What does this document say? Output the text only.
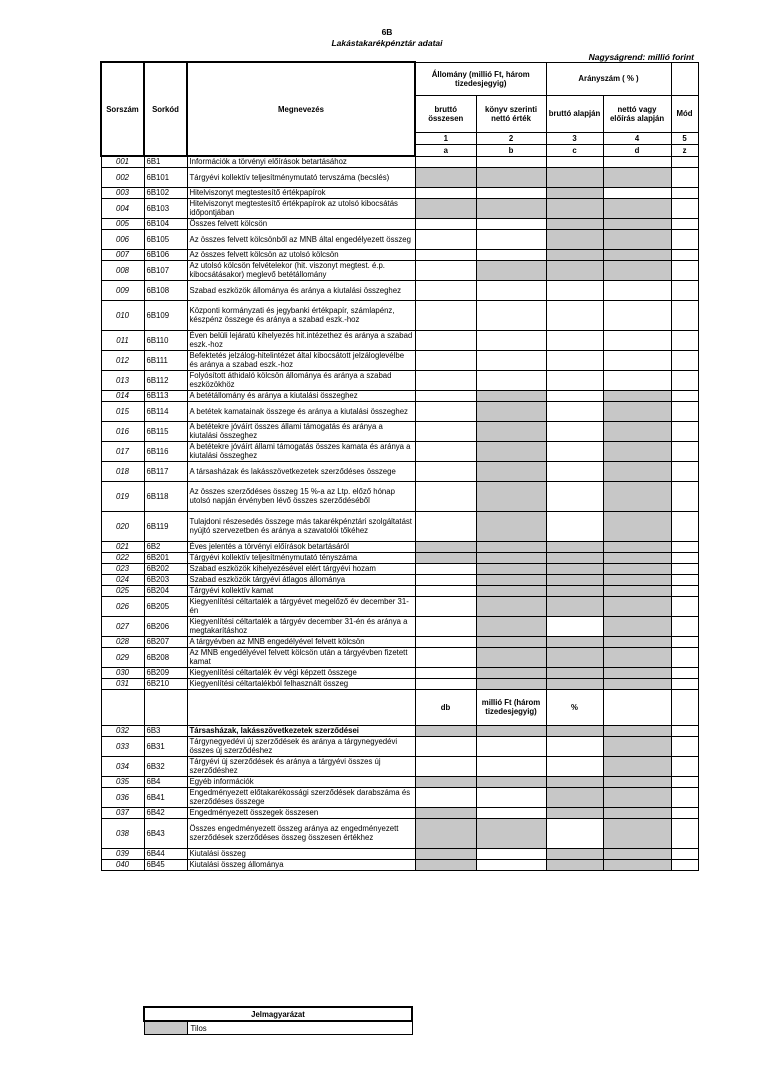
6B
Lakástakarékpénztár adatai
Nagyságrend: millió forint
Sorszám	Sorkód	Megnevezés	Állomány (millió Ft, három tizedesjegyig)		Arányszám ( % )		
			bruttó összesen	könyv szerinti nettó érték	bruttó alapján	nettó vagy előírás alapján	Mód
			1	2	3	4	5
			a	b	c	d	z
001	6B1	Információk a törvényi előírások betartásához					
002	6B101	Tárgyévi kollektív teljesítménymutató tervszáma (becslés)					
003	6B102	Hitelviszonyt megtestesítő értékpapírok					
004	6B103	Hitelviszonyt megtestesítő értékpapírok az utolsó kibocsátás időpontjában					
005	6B104	Összes felvett kölcsön					
006	6B105	Az összes felvett kölcsönből az MNB által engedélyezett összeg					
007	6B106	Az összes felvett kölcsön az utolsó kölcsön					
008	6B107	Az utolsó kölcsön felvételekor (hit. viszonyt megtest. é.p. kibocsátásakor) meglevő betétállomány					
009	6B108	Szabad eszközök állománya és aránya a kiutalási összeghez					
010	6B109	Központi kormányzati és jegybanki értékpapír, számlapénz, készpénz összege és aránya a szabad eszk.-hoz					
011	6B110	Éven belüli lejáratú kihelyezés hit.intézethez és aránya a szabad eszk.-hoz					
012	6B111	Befektetés jelzálog-hitelintézet által kibocsátott jelzáloglevélbe és aránya a szabad eszk.-hoz					
013	6B112	Folyósított áthidaló kölcsön állománya és aránya a szabad eszközökhöz					
014	6B113	A betétállomány és aránya a kiutalási összeghez					
015	6B114	A betétek kamatainak összege és aránya a kiutalási összeghez					
016	6B115	A betétekre jóváírt összes állami támogatás és aránya a kiutalási összeghez					
017	6B116	A betétekre jóváírt állami támogatás összes kamata és aránya a kiutalási összeghez					
018	6B117	A társasházak és lakásszövetkezetek szerződéses összege					
019	6B118	Az összes szerződéses összeg 15 %-a az Ltp. előző hónap utolsó napján érvényben lévő összes szerződéséből					
020	6B119	Tulajdoni részesedés összege más takarékpénztári szolgáltatást nyújtó szervezetben és aránya a szavatolói tőkéhez					
021	6B2	Éves jelentés a törvényi előírások betartásáról					
022	6B201	Tárgyévi kollektív teljesítménymutató tényszáma					
023	6B202	Szabad eszközök kihelyezésével elért tárgyévi hozam					
024	6B203	Szabad eszközök tárgyévi átlagos állománya					
025	6B204	Tárgyévi kollektív kamat					
026	6B205	Kiegyenlítési céltartalék a tárgyévet megelőző év december 31-én					
027	6B206	Kiegyenlítési céltartalék a tárgyév december 31-én és aránya a megtakarításhoz					
028	6B207	A tárgyévben az MNB engedélyével felvett kölcsön					
029	6B208	Az MNB engedélyével felvett kölcsön után a tárgyévben fizetett kamat					
030	6B209	Kiegyenlítési céltartalék év végi képzett összege					
031	6B210	Kiegyenlítési céltartalékból felhasznált összeg					
			db	millió Ft (három tizedesjegyig)	%		
032	6B3	Társasházak, lakásszövetkezetek szerződései					
033	6B31	Tárgynegyedévi új szerződések és aránya a tárgynegyedévi összes új szerződéshez					
034	6B32	Tárgyévi új szerződések és aránya a tárgyévi összes új szerződéshez					
035	6B4	Egyéb információk					
036	6B41	Engedményezett előtakarékossági szerződések darabszáma és szerződéses összege					
037	6B42	Engedményezett összegek összesen					
038	6B43	Összes engedményezett összeg aránya az engedményezett szerződések szerződéses összeg összesen értékhez					
039	6B44	Kiutalási összeg					
040	6B45	Kiutalási összeg állománya					
Jelmagyarázat
	Tilos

┄┄┄┄┄┄┄┄┄┄┄┄┄┄┄┄┄┄┄┄

Goal of the exercise: Look through the entries above and list every line containing "összeghez".

Correct answer:
009	6B108	Szabad eszközök állománya és aránya a kiutalási összeghez					
014	6B113	A betétállomány és aránya a kiutalási összeghez					
015	6B114	A betétek kamatainak összege és aránya a kiutalási összeghez					
016	6B115	A betétekre jóváírt összes állami támogatás és aránya a kiutalási összeghez					
017	6B116	A betétekre jóváírt állami támogatás összes kamata és aránya a kiutalási összeghez					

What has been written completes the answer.